Il primo trimestre del 2026 consegna un quadro macroeconomico globale profondamente disomogeneo, in cui le economie avanzate seguono traiettorie nettamente divergenti sotto la pressione comune dello shock energetico innescato dal conflitto in Medio Oriente.
L'AREA EURO IN AFFANNO
Sul fronte europeo, i dati diffusi il 30 aprile segnalano una frenata inaspettata: il PIL dell'area euro è cresciuto appena dello 0,1% su base trimestrale, un risultato inferiore alle attese di mercato e particolarmente preoccupante perché riflette solo l'avvio del conflitto con l'Iran, i cui effetti più profondi sono ancora in larga parte da dispiegare. La crescita appare geograficamente concentrata e fragile: la Spagna guida il gruppo con un robusto +0,6%, la Germania recupera terreno con un +0,3%, mentre la Francia delude clamorosamente con una variazione nulla, contribuendo a un quadro complessivo in cui numerose economie dell'area mostrano segnali di contrazione.
──────────────────────────────
◆ CONSEGNA ESERCIZIO
Per favore, riscrivi il brano sull'economia globale tra "Il primo trimestre" e "in Medio Oriente.", inclusi, cambiando "economie avanzate" in "economie emergenti".

Voci salvate di una raccolta:
──────────────────────────────
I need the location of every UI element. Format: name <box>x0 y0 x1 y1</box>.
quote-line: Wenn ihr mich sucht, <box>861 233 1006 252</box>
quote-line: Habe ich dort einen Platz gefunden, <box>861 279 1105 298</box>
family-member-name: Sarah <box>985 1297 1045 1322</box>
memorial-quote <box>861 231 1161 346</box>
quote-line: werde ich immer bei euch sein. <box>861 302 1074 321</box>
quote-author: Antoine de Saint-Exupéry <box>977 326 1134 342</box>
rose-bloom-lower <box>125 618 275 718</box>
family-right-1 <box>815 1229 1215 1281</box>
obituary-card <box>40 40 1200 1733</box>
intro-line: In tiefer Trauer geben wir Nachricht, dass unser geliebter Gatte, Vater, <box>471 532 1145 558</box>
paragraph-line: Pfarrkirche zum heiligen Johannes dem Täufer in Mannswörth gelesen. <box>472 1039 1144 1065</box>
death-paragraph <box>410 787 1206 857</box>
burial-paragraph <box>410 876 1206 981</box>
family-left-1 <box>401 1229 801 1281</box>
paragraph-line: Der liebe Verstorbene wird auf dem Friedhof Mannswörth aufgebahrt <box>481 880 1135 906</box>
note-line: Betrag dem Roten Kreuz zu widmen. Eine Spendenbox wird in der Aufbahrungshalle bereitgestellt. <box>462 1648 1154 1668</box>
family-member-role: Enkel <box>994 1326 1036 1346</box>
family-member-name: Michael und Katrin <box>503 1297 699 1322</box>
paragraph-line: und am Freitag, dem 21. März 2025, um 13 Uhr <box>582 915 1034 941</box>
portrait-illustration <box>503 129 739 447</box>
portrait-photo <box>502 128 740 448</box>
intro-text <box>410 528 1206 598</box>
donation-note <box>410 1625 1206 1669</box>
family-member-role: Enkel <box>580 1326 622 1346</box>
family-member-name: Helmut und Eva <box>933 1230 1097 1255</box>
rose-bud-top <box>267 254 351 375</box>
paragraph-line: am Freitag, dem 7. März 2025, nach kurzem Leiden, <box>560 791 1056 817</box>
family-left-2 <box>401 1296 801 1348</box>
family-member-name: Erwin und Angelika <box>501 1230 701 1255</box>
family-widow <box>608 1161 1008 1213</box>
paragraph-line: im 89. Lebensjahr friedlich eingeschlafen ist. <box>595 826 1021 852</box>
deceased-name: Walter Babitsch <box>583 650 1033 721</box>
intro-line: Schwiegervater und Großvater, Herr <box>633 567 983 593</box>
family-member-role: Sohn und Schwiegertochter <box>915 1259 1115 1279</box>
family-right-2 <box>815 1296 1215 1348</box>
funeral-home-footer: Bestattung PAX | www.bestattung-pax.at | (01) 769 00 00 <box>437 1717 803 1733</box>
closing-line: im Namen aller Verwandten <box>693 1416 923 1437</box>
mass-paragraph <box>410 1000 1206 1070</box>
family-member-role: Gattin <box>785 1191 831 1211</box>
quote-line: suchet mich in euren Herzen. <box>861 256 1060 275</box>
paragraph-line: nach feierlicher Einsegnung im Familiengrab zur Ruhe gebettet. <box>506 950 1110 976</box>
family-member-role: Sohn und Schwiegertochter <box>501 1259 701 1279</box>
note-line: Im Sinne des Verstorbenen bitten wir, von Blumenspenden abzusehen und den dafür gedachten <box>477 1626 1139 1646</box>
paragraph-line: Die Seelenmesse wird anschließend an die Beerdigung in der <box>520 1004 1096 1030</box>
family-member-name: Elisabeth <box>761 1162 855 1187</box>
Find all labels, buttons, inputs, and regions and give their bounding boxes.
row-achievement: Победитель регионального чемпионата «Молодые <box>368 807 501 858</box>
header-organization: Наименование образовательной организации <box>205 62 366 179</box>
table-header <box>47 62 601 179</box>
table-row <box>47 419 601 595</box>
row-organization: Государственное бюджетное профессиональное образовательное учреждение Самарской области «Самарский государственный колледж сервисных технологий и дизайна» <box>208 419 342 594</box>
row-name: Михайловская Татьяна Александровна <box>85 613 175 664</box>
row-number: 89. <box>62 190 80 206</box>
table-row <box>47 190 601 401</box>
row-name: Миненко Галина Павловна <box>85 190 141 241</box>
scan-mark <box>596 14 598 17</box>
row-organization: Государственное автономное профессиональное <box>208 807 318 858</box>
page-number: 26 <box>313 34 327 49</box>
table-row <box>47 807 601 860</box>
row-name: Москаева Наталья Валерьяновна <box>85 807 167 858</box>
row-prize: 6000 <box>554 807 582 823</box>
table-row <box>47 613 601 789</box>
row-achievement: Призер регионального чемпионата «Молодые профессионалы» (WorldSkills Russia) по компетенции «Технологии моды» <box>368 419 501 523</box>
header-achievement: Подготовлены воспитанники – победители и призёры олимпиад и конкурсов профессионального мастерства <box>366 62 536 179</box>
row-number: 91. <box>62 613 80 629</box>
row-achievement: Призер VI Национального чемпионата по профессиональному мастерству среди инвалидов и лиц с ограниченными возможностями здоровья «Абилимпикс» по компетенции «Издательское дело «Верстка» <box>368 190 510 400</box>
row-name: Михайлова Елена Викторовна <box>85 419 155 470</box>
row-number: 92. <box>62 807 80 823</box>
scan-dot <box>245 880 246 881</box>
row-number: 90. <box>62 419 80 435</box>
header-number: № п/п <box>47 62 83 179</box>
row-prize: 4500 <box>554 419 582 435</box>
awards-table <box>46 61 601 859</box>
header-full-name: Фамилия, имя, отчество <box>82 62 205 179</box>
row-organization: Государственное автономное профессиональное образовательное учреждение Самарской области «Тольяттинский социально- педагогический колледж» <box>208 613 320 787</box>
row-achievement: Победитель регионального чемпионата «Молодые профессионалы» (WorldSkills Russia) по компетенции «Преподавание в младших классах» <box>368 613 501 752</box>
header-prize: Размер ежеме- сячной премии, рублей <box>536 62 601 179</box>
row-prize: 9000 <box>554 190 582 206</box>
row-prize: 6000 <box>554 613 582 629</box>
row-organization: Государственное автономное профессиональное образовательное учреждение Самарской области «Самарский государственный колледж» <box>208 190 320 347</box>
──────────────────────────────
◆ ESERCIZIO SVOLTO
Il primo trimestre del 2026 consegna un quadro macroeconomico globale profondamente disomogeneo, in cui le economie emergenti seguono traiettorie nettamente divergenti sotto la pressione comune dello shock energetico innescato dal conflitto in Medio Oriente.